What to do » Copy out, from the entries below, each line holding the string "OASIS".

Material provided »
»»
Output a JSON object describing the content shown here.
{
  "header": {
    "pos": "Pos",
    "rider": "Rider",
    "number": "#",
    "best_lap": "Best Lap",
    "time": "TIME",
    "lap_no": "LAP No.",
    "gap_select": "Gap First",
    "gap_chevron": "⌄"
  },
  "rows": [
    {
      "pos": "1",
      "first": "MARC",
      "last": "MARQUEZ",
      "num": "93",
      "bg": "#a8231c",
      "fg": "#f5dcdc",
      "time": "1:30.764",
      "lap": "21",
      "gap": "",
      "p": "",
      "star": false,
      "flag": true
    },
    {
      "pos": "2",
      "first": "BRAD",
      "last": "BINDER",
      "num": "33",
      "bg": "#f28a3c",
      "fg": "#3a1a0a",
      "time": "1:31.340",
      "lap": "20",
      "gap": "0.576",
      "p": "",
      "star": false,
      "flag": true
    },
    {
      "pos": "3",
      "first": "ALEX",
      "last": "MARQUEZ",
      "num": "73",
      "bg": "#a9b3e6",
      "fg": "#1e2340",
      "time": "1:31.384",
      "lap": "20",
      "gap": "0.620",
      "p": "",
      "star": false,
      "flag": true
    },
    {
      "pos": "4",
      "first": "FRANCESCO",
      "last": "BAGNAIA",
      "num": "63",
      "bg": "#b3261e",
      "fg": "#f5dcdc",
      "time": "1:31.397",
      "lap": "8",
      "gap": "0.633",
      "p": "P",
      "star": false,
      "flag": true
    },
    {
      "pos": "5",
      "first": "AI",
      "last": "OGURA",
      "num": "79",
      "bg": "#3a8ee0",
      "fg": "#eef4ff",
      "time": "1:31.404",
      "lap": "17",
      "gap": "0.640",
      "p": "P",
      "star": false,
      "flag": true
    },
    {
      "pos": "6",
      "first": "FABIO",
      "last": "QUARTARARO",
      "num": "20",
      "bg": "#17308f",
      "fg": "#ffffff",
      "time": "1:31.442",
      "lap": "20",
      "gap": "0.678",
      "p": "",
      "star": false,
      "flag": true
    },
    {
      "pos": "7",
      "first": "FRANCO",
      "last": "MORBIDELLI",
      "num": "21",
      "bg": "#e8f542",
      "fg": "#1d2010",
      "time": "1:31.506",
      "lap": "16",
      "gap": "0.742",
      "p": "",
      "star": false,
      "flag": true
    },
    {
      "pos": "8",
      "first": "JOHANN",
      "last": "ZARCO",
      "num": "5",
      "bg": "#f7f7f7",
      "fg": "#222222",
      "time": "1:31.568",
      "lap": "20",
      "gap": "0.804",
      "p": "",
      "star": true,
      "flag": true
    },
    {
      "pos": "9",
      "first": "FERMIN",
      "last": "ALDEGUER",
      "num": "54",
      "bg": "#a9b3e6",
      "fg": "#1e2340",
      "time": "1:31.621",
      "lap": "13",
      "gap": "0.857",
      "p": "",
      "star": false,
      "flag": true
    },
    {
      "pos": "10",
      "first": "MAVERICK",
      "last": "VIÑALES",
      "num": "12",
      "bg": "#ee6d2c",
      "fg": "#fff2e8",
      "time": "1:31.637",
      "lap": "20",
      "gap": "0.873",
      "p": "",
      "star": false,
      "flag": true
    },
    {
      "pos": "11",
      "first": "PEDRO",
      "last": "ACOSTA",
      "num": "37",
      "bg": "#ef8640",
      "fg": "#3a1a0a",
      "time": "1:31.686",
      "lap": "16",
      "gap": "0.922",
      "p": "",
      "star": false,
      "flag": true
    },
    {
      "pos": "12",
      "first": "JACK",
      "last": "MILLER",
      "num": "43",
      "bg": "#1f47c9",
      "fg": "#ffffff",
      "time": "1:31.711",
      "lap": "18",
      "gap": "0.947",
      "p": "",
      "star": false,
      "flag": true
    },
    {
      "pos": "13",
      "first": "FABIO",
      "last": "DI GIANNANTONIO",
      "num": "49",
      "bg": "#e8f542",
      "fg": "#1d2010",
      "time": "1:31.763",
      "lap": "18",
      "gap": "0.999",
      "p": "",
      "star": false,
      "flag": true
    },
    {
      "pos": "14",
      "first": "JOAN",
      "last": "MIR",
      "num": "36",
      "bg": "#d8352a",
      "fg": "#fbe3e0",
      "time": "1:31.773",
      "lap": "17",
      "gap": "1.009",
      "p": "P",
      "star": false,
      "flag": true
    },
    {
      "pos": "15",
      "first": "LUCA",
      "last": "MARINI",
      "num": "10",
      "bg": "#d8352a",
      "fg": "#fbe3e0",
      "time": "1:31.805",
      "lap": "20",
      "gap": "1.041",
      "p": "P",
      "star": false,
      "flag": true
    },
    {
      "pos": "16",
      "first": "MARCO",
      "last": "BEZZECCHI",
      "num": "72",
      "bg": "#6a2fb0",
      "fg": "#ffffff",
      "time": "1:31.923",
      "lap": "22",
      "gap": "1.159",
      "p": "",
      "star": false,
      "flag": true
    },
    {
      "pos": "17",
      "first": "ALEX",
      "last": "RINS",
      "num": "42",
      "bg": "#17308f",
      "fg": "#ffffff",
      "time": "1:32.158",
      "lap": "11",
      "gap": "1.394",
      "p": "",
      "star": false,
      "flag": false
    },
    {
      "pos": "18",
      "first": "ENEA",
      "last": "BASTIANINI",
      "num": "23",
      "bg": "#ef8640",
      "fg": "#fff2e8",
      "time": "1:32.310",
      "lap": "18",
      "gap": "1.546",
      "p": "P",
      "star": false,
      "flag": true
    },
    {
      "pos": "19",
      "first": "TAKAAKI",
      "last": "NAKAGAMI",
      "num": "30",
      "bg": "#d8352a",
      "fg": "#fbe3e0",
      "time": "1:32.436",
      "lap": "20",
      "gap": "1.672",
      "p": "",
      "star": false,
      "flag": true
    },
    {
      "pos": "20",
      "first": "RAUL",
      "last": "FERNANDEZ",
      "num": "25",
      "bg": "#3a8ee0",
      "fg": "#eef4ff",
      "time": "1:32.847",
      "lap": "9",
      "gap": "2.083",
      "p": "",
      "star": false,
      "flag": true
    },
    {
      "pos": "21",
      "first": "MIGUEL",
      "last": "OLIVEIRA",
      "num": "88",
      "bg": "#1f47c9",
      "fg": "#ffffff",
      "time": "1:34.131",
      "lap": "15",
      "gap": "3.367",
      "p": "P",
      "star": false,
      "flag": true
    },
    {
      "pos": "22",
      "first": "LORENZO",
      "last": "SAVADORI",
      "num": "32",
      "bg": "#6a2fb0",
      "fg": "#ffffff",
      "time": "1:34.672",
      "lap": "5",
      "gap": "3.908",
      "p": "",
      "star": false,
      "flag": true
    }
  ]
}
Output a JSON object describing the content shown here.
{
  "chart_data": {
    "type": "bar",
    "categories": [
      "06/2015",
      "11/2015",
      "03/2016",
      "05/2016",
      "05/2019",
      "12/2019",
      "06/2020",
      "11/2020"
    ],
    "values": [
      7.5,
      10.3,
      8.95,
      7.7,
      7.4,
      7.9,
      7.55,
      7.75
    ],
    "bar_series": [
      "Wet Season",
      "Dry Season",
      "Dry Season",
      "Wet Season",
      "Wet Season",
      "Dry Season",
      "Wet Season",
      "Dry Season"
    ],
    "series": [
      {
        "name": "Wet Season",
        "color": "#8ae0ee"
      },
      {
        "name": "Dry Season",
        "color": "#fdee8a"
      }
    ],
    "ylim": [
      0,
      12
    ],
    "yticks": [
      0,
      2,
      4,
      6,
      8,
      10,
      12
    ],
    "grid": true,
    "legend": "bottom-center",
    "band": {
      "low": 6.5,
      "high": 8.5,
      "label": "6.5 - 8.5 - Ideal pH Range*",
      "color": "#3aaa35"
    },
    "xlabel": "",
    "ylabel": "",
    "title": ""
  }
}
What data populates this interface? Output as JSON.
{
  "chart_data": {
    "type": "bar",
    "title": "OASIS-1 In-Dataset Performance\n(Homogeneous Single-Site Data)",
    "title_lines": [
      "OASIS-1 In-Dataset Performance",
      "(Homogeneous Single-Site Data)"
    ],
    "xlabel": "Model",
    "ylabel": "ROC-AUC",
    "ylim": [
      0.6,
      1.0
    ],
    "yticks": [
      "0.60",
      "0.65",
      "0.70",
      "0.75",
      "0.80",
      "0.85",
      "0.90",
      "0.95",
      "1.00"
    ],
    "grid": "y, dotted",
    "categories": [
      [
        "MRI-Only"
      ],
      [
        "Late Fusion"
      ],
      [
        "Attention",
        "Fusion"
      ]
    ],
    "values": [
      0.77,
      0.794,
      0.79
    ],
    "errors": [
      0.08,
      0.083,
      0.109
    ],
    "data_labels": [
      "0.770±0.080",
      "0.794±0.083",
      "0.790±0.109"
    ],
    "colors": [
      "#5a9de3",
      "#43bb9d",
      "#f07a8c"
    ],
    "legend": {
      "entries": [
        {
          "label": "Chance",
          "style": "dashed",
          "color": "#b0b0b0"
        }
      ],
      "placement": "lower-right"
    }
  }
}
««
Output for this exercise »
    "title": "OASIS-1 In-Dataset Performance\n(Homogeneous Single-Site Data)",
      "OASIS-1 In-Dataset Performance",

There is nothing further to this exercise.